**DATA SHOWN:**
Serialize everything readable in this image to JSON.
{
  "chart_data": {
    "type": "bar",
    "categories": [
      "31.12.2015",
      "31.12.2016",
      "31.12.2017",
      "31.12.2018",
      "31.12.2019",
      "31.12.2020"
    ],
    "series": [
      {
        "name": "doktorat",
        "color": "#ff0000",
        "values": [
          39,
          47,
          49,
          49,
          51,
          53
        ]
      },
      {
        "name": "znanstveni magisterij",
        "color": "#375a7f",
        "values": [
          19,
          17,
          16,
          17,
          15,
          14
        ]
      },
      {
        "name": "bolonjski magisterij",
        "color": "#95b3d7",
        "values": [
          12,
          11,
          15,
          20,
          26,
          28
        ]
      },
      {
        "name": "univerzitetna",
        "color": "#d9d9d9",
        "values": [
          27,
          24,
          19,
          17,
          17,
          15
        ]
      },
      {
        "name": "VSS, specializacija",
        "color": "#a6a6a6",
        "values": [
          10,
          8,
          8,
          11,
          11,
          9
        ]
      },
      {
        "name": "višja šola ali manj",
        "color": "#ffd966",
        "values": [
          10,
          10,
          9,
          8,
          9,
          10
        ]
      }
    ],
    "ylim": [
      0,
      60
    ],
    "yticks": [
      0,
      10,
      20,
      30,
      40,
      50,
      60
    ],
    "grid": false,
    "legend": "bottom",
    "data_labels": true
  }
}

**AIM OF THE EXERCISE:**
Above are the records; retype every one exactly.

**THE COMPLETED TASK:**
Serialize everything readable in this image to JSON.
{
  "chart_data": {
    "type": "bar",
    "categories": [
      "31.12.2015",
      "31.12.2016",
      "31.12.2017",
      "31.12.2018",
      "31.12.2019",
      "31.12.2020"
    ],
    "series": [
      {
        "name": "doktorat",
        "color": "#ff0000",
        "values": [
          39,
          47,
          49,
          49,
          51,
          53
        ]
      },
      {
        "name": "znanstveni magisterij",
        "color": "#375a7f",
        "values": [
          19,
          17,
          16,
          17,
          15,
          14
        ]
      },
      {
        "name": "bolonjski magisterij",
        "color": "#95b3d7",
        "values": [
          12,
          11,
          15,
          20,
          26,
          28
        ]
      },
      {
        "name": "univerzitetna",
        "color": "#d9d9d9",
        "values": [
          27,
          24,
          19,
          17,
          17,
          15
        ]
      },
      {
        "name": "VSS, specializacija",
        "color": "#a6a6a6",
        "values": [
          10,
          8,
          8,
          11,
          11,
          9
        ]
      },
      {
        "name": "višja šola ali manj",
        "color": "#ffd966",
        "values": [
          10,
          10,
          9,
          8,
          9,
          10
        ]
      }
    ],
    "ylim": [
      0,
      60
    ],
    "yticks": [
      0,
      10,
      20,
      30,
      40,
      50,
      60
    ],
    "grid": false,
    "legend": "bottom",
    "data_labels": true
  }
}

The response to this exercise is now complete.